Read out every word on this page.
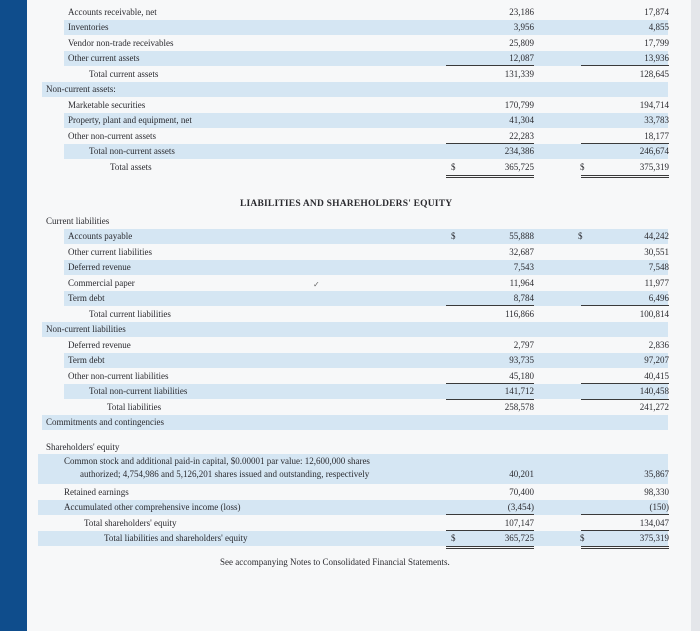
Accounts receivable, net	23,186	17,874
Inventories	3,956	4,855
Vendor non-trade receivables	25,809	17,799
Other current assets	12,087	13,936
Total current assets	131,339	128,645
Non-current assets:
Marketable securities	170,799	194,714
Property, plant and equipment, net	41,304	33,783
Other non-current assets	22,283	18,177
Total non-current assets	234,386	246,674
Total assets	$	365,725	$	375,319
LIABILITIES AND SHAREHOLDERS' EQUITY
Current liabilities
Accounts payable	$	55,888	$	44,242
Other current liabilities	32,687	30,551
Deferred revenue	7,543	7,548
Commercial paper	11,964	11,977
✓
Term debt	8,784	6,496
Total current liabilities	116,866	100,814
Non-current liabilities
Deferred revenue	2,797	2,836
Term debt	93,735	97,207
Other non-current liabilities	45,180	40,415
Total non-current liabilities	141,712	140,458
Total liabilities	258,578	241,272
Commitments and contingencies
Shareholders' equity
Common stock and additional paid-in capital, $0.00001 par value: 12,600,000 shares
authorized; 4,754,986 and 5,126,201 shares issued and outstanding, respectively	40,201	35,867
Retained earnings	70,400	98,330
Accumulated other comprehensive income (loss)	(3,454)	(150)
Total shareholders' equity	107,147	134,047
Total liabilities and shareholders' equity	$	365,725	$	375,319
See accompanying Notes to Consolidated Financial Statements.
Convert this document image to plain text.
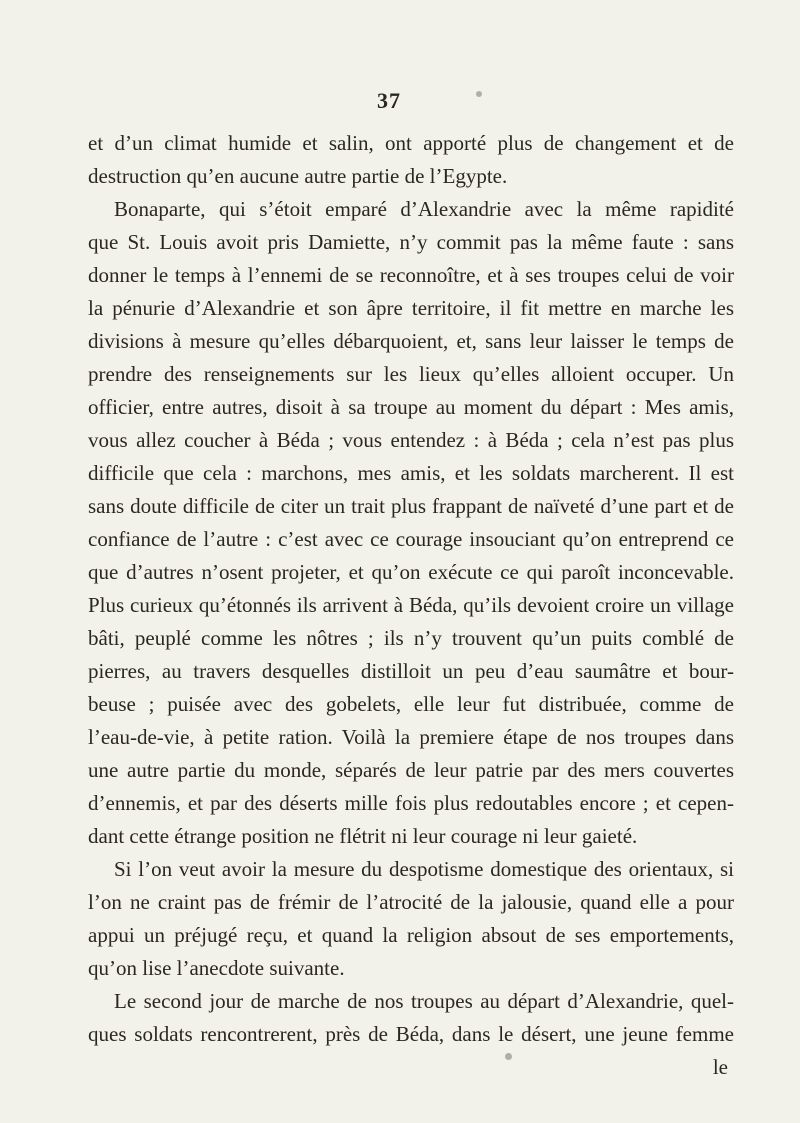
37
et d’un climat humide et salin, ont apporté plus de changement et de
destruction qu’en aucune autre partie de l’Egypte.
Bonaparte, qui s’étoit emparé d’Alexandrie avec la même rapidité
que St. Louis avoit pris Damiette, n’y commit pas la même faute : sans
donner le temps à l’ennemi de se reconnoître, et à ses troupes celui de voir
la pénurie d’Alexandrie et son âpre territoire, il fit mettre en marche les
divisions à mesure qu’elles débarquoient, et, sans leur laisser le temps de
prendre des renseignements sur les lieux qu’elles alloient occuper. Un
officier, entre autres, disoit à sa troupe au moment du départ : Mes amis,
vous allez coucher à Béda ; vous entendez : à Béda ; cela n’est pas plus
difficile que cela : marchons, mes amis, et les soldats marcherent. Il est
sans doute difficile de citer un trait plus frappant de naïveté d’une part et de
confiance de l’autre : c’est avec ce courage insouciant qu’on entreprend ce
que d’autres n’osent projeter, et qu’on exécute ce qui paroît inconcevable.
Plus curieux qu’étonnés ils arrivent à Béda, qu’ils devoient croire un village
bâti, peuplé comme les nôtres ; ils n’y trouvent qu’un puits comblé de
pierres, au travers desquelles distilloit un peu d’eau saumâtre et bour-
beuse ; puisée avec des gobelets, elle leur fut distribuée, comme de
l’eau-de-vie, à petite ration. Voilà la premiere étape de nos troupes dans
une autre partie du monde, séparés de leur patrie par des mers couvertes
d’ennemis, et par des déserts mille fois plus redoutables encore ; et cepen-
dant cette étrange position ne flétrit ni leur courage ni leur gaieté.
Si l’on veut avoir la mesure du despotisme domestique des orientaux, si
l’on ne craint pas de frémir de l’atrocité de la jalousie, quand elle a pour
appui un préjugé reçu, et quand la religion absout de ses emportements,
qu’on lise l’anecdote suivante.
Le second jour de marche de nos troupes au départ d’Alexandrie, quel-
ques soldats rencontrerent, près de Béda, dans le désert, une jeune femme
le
----------------------------------------
### INSTRUCTIONS FOR THE TASK
Gather every line containing the word "Alexandrie" and copy it.

### THE COMPLETED TASK
Bonaparte, qui s’étoit emparé d’Alexandrie avec la même rapidité
la pénurie d’Alexandrie et son âpre territoire, il fit mettre en marche les
Le second jour de marche de nos troupes au départ d’Alexandrie, quel-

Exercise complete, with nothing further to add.